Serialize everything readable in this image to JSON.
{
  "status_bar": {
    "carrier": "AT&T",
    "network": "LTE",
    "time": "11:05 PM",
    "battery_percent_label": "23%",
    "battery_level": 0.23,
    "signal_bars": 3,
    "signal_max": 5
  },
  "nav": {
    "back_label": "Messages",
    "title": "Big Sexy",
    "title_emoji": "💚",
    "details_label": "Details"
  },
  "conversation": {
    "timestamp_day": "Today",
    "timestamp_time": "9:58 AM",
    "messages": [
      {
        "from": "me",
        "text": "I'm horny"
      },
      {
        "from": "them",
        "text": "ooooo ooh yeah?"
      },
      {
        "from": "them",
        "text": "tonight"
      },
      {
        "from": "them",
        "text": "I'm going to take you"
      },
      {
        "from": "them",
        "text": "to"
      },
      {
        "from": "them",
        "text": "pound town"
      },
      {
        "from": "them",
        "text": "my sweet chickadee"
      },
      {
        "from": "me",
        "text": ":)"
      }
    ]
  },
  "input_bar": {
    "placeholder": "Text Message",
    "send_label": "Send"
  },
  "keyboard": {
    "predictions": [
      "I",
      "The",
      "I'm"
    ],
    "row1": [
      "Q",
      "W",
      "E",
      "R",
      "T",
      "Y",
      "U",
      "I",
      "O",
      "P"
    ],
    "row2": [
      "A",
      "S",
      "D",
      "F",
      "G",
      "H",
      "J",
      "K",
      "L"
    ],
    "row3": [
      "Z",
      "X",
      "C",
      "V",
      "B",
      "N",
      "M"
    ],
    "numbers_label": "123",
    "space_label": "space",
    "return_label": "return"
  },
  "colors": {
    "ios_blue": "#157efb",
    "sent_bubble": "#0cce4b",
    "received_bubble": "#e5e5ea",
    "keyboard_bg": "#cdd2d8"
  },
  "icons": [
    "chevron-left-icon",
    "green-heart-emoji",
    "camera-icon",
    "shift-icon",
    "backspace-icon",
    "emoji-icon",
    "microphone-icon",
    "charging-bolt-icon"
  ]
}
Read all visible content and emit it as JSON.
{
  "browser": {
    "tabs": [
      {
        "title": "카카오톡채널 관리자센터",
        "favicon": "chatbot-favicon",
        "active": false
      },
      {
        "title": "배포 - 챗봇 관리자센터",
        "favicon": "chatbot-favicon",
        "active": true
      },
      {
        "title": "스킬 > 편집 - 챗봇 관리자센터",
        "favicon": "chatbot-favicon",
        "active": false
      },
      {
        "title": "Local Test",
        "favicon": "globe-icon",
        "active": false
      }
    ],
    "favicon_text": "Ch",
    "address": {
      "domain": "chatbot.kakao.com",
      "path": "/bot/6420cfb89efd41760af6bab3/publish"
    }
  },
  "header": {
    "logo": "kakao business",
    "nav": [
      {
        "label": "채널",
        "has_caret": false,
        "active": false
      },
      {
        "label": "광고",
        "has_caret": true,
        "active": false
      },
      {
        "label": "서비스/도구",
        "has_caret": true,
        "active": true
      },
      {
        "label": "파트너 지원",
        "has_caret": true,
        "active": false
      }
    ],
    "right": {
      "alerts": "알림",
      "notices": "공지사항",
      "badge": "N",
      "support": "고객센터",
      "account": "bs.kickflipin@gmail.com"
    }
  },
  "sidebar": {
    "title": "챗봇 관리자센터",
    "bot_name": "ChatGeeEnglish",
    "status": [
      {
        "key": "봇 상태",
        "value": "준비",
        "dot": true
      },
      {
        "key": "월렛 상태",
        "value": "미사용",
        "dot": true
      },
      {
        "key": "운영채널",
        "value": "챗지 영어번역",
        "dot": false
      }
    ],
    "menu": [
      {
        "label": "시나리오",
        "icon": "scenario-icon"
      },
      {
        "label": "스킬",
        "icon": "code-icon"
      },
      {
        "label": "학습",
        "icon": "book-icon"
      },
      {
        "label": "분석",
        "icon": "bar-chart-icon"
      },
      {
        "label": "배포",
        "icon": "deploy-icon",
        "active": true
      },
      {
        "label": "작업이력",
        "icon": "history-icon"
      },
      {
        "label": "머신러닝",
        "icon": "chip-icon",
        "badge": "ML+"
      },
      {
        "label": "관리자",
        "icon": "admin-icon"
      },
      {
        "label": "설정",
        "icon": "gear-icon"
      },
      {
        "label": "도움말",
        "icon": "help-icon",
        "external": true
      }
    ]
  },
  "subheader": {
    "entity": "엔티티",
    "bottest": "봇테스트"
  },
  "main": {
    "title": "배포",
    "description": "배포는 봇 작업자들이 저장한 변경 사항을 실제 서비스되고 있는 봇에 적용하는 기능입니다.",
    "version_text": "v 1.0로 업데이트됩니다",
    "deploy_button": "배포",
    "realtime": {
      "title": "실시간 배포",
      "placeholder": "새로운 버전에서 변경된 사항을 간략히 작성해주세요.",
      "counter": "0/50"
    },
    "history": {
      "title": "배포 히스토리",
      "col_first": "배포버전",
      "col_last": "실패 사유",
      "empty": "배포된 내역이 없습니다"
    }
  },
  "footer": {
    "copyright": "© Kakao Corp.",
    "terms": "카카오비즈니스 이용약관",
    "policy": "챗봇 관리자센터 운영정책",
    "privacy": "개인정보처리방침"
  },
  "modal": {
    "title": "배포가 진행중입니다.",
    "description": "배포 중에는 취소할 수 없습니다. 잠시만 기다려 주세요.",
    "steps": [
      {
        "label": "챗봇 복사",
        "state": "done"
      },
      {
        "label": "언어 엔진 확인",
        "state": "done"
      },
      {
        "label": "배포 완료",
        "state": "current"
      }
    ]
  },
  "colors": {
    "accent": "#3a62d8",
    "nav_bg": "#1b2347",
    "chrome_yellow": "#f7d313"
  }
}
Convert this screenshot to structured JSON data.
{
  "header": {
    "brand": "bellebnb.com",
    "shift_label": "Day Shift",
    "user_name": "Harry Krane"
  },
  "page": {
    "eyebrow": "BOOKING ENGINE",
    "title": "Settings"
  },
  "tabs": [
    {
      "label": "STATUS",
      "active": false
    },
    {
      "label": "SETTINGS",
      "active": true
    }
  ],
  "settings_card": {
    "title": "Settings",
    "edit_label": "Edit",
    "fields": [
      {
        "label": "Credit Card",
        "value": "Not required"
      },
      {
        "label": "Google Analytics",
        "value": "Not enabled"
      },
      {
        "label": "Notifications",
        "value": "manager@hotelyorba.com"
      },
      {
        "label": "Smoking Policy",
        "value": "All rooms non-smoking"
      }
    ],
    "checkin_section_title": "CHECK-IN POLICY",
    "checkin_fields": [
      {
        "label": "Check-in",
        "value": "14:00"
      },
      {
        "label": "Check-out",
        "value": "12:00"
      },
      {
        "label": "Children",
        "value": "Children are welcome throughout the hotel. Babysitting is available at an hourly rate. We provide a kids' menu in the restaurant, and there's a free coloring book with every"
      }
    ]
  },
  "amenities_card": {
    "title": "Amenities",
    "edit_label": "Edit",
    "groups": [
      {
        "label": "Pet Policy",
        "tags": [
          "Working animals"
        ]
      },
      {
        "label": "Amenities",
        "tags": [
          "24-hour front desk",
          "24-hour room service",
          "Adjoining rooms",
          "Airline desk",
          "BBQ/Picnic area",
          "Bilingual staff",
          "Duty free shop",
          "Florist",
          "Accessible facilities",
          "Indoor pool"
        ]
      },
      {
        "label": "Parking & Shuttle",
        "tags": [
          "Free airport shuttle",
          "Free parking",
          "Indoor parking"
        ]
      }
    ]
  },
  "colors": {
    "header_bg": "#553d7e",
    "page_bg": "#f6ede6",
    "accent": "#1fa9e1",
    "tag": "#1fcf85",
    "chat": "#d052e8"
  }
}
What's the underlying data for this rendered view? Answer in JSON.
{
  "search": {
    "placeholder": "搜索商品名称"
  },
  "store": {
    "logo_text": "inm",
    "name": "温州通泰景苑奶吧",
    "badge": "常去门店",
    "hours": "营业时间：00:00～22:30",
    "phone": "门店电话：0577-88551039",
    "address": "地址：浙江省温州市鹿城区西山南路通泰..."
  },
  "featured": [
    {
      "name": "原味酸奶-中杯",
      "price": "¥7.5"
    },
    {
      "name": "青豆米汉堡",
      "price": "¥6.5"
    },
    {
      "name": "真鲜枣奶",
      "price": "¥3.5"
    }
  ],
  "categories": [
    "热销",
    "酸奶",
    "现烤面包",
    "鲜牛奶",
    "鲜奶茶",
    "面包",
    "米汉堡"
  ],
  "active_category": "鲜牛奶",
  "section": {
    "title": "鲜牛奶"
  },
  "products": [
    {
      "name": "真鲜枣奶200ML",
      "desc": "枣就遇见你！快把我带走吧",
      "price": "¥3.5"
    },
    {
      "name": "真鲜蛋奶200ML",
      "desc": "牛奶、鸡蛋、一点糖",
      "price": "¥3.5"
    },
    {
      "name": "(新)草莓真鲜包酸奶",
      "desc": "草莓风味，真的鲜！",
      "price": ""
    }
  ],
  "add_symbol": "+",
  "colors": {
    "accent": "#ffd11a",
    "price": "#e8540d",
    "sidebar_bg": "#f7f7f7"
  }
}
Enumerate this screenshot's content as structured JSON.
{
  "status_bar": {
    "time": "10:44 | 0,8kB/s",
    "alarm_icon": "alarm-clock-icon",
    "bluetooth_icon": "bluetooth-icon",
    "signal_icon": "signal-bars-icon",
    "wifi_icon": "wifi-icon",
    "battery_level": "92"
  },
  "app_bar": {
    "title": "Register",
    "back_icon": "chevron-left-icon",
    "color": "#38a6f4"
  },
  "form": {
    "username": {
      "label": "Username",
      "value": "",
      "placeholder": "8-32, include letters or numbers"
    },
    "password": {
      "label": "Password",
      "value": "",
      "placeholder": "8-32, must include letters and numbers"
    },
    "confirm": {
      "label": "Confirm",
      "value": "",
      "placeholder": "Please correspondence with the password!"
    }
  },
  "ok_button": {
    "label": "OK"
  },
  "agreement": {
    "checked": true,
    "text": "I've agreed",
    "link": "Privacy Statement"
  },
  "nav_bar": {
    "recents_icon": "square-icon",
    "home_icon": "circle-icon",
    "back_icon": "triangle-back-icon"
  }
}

━━━━

## EXERCISE REQUIREMENTS:
Give back the lines above exactly, from the one with "Enumerate this screenshot's" through the last line.

## CORRECT ANSWER:
Enumerate this screenshot's content as structured JSON.
{
  "status_bar": {
    "time": "10:44 | 0,8kB/s",
    "alarm_icon": "alarm-clock-icon",
    "bluetooth_icon": "bluetooth-icon",
    "signal_icon": "signal-bars-icon",
    "wifi_icon": "wifi-icon",
    "battery_level": "92"
  },
  "app_bar": {
    "title": "Register",
    "back_icon": "chevron-left-icon",
    "color": "#38a6f4"
  },
  "form": {
    "username": {
      "label": "Username",
      "value": "",
      "placeholder": "8-32, include letters or numbers"
    },
    "password": {
      "label": "Password",
      "value": "",
      "placeholder": "8-32, must include letters and numbers"
    },
    "confirm": {
      "label": "Confirm",
      "value": "",
      "placeholder": "Please correspondence with the password!"
    }
  },
  "ok_button": {
    "label": "OK"
  },
  "agreement": {
    "checked": true,
    "text": "I've agreed",
    "link": "Privacy Statement"
  },
  "nav_bar": {
    "recents_icon": "square-icon",
    "home_icon": "circle-icon",
    "back_icon": "triangle-back-icon"
  }
}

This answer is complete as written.